# Work to be completed:
Scan the entries below for the word "Divided". Copy each line that has it.

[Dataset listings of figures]
-----
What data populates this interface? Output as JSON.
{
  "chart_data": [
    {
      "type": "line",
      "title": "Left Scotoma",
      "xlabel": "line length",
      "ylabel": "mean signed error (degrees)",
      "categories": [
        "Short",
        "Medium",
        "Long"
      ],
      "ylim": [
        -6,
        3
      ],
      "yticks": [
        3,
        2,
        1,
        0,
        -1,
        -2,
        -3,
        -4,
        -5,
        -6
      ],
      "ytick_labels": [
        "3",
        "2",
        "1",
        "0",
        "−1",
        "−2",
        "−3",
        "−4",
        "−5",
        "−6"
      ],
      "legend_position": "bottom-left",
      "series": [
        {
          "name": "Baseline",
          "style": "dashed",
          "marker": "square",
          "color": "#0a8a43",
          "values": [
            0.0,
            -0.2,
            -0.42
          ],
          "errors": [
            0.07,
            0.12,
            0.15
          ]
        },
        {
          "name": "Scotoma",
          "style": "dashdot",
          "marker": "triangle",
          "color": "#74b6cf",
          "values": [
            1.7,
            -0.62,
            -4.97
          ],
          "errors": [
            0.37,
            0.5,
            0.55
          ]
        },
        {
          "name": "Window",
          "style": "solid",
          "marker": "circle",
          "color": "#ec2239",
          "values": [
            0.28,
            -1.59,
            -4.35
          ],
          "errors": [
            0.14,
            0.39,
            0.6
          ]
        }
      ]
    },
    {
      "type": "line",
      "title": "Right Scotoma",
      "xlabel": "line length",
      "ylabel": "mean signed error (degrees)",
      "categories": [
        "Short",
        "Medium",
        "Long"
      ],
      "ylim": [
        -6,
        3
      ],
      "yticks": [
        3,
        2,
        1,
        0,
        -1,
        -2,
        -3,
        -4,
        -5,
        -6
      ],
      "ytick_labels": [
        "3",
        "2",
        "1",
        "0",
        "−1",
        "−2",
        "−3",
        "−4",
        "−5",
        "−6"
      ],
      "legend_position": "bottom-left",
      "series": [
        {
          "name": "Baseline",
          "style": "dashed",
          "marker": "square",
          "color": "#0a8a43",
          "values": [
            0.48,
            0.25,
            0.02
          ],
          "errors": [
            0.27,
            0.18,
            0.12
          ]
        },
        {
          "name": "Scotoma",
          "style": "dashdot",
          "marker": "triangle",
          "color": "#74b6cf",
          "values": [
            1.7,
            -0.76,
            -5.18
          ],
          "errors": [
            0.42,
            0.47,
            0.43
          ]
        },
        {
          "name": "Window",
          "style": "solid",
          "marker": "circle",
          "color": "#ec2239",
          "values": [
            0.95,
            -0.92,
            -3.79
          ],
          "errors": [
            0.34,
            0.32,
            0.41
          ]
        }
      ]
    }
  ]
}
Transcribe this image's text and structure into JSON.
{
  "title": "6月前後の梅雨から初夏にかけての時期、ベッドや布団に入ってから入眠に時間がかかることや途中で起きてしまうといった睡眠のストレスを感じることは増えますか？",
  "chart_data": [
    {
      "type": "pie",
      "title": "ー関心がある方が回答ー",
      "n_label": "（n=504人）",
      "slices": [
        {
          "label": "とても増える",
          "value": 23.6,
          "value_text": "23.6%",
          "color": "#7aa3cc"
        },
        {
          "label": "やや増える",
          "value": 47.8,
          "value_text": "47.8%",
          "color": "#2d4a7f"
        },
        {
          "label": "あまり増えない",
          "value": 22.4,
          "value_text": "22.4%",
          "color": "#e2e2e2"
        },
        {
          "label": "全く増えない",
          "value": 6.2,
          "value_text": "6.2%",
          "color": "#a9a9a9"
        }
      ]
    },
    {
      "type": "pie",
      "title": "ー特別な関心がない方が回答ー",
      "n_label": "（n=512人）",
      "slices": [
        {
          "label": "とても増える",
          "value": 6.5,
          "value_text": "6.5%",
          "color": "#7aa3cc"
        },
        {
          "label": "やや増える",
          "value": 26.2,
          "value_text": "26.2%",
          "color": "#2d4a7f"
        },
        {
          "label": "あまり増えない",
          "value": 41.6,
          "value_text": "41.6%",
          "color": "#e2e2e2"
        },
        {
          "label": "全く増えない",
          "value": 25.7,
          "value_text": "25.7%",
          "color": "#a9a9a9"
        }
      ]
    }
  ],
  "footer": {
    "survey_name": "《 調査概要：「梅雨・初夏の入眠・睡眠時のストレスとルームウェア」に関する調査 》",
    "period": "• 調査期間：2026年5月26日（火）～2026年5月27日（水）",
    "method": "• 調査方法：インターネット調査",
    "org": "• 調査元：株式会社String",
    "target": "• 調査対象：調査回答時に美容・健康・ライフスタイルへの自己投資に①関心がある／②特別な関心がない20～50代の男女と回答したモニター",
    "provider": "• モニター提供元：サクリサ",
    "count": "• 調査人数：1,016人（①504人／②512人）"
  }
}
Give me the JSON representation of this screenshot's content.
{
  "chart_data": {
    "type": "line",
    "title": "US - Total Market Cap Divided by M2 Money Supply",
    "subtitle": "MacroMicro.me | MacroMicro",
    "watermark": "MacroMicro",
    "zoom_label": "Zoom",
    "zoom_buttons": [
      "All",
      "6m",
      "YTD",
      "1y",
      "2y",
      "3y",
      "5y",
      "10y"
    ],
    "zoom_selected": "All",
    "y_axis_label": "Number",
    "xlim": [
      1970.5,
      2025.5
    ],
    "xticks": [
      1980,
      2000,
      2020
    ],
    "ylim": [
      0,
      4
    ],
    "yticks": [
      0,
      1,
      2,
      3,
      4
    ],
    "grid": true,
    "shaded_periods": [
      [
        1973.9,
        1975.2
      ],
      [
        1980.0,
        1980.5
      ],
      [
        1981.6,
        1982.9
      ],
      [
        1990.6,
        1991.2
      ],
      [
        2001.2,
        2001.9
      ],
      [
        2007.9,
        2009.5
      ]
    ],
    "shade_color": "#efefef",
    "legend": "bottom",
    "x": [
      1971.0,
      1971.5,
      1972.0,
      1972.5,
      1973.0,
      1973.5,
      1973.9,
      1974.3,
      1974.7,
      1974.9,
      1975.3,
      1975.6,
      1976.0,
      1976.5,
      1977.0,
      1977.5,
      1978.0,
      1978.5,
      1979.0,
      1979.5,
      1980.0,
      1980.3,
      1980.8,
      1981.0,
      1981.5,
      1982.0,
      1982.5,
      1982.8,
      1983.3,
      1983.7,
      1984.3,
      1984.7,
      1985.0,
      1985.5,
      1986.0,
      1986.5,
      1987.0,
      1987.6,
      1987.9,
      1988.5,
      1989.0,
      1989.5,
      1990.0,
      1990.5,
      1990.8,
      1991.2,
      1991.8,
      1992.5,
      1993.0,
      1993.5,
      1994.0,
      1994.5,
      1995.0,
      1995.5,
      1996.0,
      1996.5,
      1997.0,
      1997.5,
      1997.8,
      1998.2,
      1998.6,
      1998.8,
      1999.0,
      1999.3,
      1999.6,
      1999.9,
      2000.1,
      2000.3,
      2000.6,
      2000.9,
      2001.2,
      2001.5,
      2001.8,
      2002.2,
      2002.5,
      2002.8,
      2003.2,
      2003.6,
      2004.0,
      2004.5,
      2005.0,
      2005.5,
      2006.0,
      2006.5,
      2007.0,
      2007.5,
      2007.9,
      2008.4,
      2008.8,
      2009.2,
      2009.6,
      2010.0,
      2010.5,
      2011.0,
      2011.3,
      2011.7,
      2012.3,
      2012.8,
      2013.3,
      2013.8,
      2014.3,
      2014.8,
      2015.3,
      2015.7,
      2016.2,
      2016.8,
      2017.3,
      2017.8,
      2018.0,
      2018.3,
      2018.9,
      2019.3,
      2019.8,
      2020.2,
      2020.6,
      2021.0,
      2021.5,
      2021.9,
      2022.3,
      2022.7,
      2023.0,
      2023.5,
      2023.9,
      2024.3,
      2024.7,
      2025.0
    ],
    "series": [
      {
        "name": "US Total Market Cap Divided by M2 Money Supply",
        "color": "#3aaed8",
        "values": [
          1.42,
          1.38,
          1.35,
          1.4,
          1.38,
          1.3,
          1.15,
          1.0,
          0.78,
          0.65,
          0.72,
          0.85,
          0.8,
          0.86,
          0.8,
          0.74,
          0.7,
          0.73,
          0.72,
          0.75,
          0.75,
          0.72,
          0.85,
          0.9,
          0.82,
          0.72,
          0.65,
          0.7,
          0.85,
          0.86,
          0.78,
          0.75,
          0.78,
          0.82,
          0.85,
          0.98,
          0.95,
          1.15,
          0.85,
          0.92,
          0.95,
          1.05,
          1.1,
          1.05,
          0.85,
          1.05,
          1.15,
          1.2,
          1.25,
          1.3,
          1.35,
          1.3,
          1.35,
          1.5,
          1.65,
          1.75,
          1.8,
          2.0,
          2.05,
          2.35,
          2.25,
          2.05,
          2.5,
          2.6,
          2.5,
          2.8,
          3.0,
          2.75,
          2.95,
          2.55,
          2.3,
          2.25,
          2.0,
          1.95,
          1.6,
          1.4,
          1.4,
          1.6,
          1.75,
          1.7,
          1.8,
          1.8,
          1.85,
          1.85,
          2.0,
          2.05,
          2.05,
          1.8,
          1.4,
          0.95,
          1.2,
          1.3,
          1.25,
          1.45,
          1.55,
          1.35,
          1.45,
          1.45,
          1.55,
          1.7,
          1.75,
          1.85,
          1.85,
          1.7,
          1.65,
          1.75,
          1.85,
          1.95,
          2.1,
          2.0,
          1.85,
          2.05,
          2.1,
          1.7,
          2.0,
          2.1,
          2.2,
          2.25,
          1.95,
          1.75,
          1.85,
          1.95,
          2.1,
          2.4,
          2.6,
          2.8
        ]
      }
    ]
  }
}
-----
# The result:
    "title": "US - Total Market Cap Divided by M2 Money Supply",
        "name": "US Total Market Cap Divided by M2 Money Supply",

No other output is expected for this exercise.